- _YOUR INSTRUCTIONS_
All records below must be retyped exactly.

· · · ·

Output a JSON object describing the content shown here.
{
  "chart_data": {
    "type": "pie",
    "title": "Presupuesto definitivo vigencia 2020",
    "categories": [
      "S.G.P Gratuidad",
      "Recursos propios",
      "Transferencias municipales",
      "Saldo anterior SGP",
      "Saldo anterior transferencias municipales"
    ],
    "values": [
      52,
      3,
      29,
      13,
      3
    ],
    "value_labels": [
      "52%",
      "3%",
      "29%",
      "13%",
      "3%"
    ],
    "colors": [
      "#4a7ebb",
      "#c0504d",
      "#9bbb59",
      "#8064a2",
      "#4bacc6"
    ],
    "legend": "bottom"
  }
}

· · · ·

- _SOLUTION_
Output a JSON object describing the content shown here.
{
  "chart_data": {
    "type": "pie",
    "title": "Presupuesto definitivo vigencia 2020",
    "categories": [
      "S.G.P Gratuidad",
      "Recursos propios",
      "Transferencias municipales",
      "Saldo anterior SGP",
      "Saldo anterior transferencias municipales"
    ],
    "values": [
      52,
      3,
      29,
      13,
      3
    ],
    "value_labels": [
      "52%",
      "3%",
      "29%",
      "13%",
      "3%"
    ],
    "colors": [
      "#4a7ebb",
      "#c0504d",
      "#9bbb59",
      "#8064a2",
      "#4bacc6"
    ],
    "legend": "bottom"
  }
}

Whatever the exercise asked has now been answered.